[Given exercise]:
Extract the text of each entry below exactly, leaving every image behind.

[Dataset content]:

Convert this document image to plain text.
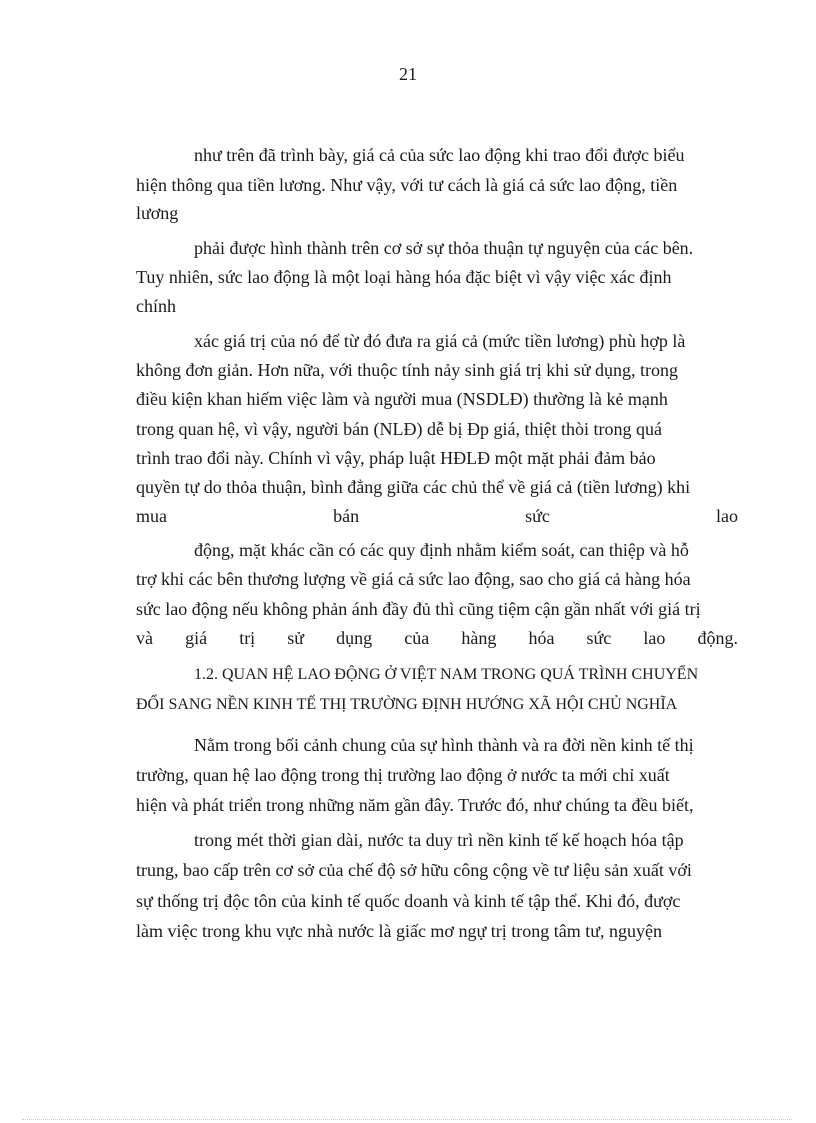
21
như trên đã trình bày, giá cả của sức lao động khi trao đổi được biểu
hiện thông qua tiền lương. Như vậy, với tư cách là giá cả sức lao động, tiền
lương
phải được hình thành trên cơ sở sự thỏa thuận tự nguyện của các bên.
Tuy nhiên, sức lao động là một loại hàng hóa đặc biệt vì vậy việc xác định
chính
xác giá trị của nó để từ đó đưa ra giá cả (mức tiền lương) phù hợp là
không đơn giản. Hơn nữa, với thuộc tính nảy sinh giá trị khi sử dụng, trong
điều kiện khan hiếm việc làm và người mua (NSDLĐ) thường là kẻ mạnh
trong quan hệ, vì vậy, người bán (NLĐ) dễ bị Ðp giá, thiệt thòi trong quá
trình trao đổi này. Chính vì vậy, pháp luật HĐLĐ một mặt phải đảm bảo
quyền tự do thỏa thuận, bình đẳng giữa các chủ thể về giá cả (tiền lương) khi
mua bán sức lao
động, mặt khác cần có các quy định nhằm kiểm soát, can thiệp và hỗ
trợ khi các bên thương lượng về giá cả sức lao động, sao cho giá cả hàng hóa
sức lao động nếu không phản ánh đầy đủ thì cũng tiệm cận gần nhất với giá trị
và giá trị sử dụng của hàng hóa sức lao động.
1.2. QUAN HỆ LAO ĐỘNG Ở VIỆT NAM TRONG QUÁ TRÌNH CHUYỂN
ĐỔI SANG NỀN KINH TẾ THỊ TRƯỜNG ĐỊNH HƯỚNG XÃ HỘI CHỦ NGHĨA
Nằm trong bối cảnh chung của sự hình thành và ra đời nền kinh tế thị
trường, quan hệ lao động trong thị trường lao động ở nước ta mới chỉ xuất
hiện và phát triển trong những năm gần đây. Trước đó, như chúng ta đều biết,
trong mét thời gian dài, nước ta duy trì nền kinh tế kế hoạch hóa tập
trung, bao cấp trên cơ sở của chế độ sở hữu công cộng về tư liệu sản xuất với
sự thống trị độc tôn của kinh tế quốc doanh và kinh tế tập thể. Khi đó, được
làm việc trong khu vực nhà nước là giấc mơ ngự trị trong tâm tư, nguyện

[Response to the exercise]:
Convert this document image to plain text.
21
như trên đã trình bày, giá cả của sức lao động khi trao đổi được biểu
hiện thông qua tiền lương. Như vậy, với tư cách là giá cả sức lao động, tiền
lương
phải được hình thành trên cơ sở sự thỏa thuận tự nguyện của các bên.
Tuy nhiên, sức lao động là một loại hàng hóa đặc biệt vì vậy việc xác định
chính
xác giá trị của nó để từ đó đưa ra giá cả (mức tiền lương) phù hợp là
không đơn giản. Hơn nữa, với thuộc tính nảy sinh giá trị khi sử dụng, trong
điều kiện khan hiếm việc làm và người mua (NSDLĐ) thường là kẻ mạnh
trong quan hệ, vì vậy, người bán (NLĐ) dễ bị Ðp giá, thiệt thòi trong quá
trình trao đổi này. Chính vì vậy, pháp luật HĐLĐ một mặt phải đảm bảo
quyền tự do thỏa thuận, bình đẳng giữa các chủ thể về giá cả (tiền lương) khi
mua bán sức lao
động, mặt khác cần có các quy định nhằm kiểm soát, can thiệp và hỗ
trợ khi các bên thương lượng về giá cả sức lao động, sao cho giá cả hàng hóa
sức lao động nếu không phản ánh đầy đủ thì cũng tiệm cận gần nhất với giá trị
và giá trị sử dụng của hàng hóa sức lao động.
1.2. QUAN HỆ LAO ĐỘNG Ở VIỆT NAM TRONG QUÁ TRÌNH CHUYỂN
ĐỔI SANG NỀN KINH TẾ THỊ TRƯỜNG ĐỊNH HƯỚNG XÃ HỘI CHỦ NGHĨA
Nằm trong bối cảnh chung của sự hình thành và ra đời nền kinh tế thị
trường, quan hệ lao động trong thị trường lao động ở nước ta mới chỉ xuất
hiện và phát triển trong những năm gần đây. Trước đó, như chúng ta đều biết,
trong mét thời gian dài, nước ta duy trì nền kinh tế kế hoạch hóa tập
trung, bao cấp trên cơ sở của chế độ sở hữu công cộng về tư liệu sản xuất với
sự thống trị độc tôn của kinh tế quốc doanh và kinh tế tập thể. Khi đó, được
làm việc trong khu vực nhà nước là giấc mơ ngự trị trong tâm tư, nguyện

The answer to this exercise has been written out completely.